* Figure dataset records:

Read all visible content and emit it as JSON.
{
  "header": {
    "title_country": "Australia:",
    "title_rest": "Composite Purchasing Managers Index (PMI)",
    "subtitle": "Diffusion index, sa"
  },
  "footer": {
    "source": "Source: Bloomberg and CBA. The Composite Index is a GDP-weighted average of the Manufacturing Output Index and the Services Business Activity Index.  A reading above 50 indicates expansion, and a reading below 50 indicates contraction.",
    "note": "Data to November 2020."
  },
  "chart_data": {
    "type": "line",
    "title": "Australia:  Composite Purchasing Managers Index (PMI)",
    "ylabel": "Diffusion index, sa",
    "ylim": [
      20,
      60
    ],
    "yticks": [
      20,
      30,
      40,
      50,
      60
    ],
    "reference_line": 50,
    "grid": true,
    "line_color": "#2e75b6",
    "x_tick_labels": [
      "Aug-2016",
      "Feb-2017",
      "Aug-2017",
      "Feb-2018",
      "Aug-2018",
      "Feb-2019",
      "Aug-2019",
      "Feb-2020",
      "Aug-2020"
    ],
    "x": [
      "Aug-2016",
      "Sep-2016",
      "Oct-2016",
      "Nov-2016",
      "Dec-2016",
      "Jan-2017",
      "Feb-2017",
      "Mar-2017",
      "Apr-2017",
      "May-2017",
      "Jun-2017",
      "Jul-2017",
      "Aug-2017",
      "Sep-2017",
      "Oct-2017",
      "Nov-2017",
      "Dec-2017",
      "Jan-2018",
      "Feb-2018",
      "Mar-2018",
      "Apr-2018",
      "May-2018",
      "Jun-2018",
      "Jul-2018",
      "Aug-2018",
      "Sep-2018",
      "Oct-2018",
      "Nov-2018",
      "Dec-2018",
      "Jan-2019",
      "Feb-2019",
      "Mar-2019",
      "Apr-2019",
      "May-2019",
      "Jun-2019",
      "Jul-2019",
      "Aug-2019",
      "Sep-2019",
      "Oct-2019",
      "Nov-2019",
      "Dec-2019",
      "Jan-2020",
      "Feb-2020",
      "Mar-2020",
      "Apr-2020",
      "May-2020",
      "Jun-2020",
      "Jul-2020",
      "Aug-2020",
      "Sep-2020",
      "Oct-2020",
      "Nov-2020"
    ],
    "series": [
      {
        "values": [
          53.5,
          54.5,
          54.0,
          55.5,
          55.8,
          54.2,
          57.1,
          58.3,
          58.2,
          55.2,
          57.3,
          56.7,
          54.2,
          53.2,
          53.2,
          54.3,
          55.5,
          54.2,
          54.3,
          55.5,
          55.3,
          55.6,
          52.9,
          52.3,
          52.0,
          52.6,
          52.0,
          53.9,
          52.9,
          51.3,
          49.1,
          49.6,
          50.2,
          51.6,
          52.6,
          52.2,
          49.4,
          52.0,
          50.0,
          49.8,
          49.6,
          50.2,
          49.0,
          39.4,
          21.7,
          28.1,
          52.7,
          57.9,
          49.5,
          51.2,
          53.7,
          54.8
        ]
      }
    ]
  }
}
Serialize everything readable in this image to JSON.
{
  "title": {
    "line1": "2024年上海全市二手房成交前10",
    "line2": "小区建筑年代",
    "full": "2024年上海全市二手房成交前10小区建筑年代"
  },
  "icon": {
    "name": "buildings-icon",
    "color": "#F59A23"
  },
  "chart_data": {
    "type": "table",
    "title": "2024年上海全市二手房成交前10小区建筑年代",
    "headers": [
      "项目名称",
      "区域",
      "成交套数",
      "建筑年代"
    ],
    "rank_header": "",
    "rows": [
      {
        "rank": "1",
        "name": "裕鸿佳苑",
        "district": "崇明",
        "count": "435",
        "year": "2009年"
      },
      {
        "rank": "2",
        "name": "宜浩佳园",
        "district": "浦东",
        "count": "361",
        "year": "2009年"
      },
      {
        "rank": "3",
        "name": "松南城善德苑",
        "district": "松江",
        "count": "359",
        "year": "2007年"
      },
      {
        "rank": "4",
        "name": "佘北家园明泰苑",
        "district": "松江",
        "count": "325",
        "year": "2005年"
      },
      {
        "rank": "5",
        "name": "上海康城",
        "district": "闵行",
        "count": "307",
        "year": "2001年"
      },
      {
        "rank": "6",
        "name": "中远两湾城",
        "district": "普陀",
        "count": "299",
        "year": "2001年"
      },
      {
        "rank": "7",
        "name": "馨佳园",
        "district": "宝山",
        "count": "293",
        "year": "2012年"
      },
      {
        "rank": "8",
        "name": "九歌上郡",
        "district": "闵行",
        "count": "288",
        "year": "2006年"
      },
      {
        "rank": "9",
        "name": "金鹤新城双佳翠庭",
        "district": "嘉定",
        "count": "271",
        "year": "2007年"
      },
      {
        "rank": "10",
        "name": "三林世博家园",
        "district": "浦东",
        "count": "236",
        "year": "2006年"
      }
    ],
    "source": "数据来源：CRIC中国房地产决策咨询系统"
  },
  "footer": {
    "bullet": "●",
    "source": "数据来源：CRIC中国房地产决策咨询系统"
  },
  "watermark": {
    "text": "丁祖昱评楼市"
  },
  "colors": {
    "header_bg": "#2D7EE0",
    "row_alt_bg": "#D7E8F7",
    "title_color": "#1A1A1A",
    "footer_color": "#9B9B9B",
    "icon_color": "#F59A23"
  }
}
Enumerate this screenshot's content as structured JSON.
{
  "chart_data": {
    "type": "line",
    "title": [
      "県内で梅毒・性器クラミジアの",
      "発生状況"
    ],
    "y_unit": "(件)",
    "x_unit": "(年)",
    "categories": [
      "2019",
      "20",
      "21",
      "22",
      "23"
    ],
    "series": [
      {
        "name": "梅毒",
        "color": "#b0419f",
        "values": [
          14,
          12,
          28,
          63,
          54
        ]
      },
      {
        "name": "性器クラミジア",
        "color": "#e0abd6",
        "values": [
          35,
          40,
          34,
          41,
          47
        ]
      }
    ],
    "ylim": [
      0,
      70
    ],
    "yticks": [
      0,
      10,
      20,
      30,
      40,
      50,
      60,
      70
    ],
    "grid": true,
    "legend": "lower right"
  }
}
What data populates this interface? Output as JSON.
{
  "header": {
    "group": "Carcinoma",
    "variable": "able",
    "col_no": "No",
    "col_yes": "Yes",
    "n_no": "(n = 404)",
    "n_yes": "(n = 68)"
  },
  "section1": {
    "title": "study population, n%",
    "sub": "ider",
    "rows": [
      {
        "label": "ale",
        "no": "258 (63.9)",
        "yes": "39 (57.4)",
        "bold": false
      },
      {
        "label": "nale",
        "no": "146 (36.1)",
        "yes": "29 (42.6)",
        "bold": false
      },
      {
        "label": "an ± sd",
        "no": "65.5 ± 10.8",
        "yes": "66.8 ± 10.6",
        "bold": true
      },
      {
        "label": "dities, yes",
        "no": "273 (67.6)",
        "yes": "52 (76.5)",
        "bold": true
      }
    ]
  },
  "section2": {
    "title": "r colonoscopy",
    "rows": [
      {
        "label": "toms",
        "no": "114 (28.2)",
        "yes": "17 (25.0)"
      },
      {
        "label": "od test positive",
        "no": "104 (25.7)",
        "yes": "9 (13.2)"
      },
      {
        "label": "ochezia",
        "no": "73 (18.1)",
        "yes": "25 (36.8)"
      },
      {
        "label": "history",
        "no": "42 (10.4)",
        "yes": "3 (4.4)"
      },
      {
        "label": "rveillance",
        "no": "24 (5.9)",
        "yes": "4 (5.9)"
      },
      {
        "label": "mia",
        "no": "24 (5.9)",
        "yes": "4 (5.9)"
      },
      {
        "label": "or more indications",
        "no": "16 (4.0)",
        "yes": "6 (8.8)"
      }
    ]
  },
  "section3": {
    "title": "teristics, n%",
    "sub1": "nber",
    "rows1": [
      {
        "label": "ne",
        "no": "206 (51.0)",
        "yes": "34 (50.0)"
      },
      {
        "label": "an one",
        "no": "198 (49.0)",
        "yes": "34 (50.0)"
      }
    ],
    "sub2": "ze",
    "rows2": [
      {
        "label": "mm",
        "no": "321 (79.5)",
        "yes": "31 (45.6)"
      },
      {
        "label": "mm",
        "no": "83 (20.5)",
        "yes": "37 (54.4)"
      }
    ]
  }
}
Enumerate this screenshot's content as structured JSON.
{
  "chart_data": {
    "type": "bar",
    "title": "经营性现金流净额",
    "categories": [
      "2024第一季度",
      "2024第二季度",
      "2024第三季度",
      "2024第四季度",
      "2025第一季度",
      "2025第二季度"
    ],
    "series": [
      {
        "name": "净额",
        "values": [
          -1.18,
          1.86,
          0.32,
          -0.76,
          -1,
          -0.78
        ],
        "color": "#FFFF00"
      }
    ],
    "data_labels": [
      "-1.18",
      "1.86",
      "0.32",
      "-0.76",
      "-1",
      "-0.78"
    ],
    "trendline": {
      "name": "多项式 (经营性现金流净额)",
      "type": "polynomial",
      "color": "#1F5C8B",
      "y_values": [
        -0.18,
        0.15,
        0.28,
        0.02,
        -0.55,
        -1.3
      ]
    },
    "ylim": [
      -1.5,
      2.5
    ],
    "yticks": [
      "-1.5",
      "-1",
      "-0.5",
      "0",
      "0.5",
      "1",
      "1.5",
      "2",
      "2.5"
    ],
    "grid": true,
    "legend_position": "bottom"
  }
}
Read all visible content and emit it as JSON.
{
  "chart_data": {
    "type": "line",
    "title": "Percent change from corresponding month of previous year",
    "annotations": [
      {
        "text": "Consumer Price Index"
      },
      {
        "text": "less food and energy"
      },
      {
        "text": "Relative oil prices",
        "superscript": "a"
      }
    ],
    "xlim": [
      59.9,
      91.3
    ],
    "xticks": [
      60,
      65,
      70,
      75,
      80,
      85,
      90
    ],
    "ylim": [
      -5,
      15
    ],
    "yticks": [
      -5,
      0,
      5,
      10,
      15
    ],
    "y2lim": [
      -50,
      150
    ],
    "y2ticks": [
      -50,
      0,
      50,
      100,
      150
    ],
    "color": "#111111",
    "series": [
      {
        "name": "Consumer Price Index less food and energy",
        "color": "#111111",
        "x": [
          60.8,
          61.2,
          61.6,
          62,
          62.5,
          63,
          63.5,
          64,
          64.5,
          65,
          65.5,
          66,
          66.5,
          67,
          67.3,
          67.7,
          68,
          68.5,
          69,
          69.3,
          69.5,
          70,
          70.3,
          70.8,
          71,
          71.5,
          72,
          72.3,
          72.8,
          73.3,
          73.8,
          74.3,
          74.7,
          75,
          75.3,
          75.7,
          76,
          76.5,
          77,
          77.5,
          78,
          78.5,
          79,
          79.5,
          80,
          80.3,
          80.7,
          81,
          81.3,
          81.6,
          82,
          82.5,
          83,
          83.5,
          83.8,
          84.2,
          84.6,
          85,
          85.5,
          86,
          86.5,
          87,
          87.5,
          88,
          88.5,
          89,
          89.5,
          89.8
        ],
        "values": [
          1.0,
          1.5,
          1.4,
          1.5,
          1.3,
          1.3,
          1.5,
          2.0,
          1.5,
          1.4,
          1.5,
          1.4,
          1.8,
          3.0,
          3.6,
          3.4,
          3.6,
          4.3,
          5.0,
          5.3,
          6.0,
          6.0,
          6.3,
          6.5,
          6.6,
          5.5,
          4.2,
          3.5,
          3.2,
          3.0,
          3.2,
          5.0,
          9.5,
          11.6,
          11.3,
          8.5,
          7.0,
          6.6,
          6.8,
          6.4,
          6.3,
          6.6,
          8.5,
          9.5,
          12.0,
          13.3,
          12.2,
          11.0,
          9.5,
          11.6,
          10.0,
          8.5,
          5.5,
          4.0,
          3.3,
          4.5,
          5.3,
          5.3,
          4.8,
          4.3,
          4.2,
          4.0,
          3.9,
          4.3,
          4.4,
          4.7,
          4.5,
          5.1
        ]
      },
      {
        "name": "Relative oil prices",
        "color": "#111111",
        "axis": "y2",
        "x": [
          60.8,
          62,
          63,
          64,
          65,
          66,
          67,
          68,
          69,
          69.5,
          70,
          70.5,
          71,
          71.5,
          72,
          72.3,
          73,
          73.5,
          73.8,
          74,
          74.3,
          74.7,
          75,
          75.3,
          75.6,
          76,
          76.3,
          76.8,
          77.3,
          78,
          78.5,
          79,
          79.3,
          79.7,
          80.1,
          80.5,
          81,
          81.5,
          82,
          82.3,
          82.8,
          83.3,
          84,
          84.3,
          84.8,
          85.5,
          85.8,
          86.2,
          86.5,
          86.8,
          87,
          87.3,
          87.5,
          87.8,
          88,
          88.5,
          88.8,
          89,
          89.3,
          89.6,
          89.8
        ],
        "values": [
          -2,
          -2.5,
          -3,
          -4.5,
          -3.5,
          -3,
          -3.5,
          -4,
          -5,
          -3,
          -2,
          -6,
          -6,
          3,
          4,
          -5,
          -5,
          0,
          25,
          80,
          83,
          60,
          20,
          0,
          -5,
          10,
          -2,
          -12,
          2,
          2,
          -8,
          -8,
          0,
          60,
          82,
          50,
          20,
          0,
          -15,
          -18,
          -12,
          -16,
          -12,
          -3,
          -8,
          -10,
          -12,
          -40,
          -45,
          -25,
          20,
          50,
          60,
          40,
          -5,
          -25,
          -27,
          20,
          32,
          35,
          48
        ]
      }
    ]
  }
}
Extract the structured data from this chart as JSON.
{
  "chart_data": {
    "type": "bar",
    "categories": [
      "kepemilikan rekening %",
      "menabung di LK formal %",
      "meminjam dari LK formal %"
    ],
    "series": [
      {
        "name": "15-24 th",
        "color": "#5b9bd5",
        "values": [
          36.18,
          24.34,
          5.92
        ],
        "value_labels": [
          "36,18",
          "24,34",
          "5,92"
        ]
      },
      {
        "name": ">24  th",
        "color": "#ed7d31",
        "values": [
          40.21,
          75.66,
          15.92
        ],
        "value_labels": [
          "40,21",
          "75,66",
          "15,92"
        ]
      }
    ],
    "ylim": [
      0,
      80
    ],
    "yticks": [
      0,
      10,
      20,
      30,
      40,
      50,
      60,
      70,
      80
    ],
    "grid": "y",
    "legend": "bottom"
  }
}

* WRITTEN EXERCISE:
Reproduce exactly the line that holds "Extract the structured", then every line after it, ending with the final line of the records above.

* EXERCISE SOLUTION:
Extract the structured data from this chart as JSON.
{
  "chart_data": {
    "type": "bar",
    "categories": [
      "kepemilikan rekening %",
      "menabung di LK formal %",
      "meminjam dari LK formal %"
    ],
    "series": [
      {
        "name": "15-24 th",
        "color": "#5b9bd5",
        "values": [
          36.18,
          24.34,
          5.92
        ],
        "value_labels": [
          "36,18",
          "24,34",
          "5,92"
        ]
      },
      {
        "name": ">24  th",
        "color": "#ed7d31",
        "values": [
          40.21,
          75.66,
          15.92
        ],
        "value_labels": [
          "40,21",
          "75,66",
          "15,92"
        ]
      }
    ],
    "ylim": [
      0,
      80
    ],
    "yticks": [
      0,
      10,
      20,
      30,
      40,
      50,
      60,
      70,
      80
    ],
    "grid": "y",
    "legend": "bottom"
  }
}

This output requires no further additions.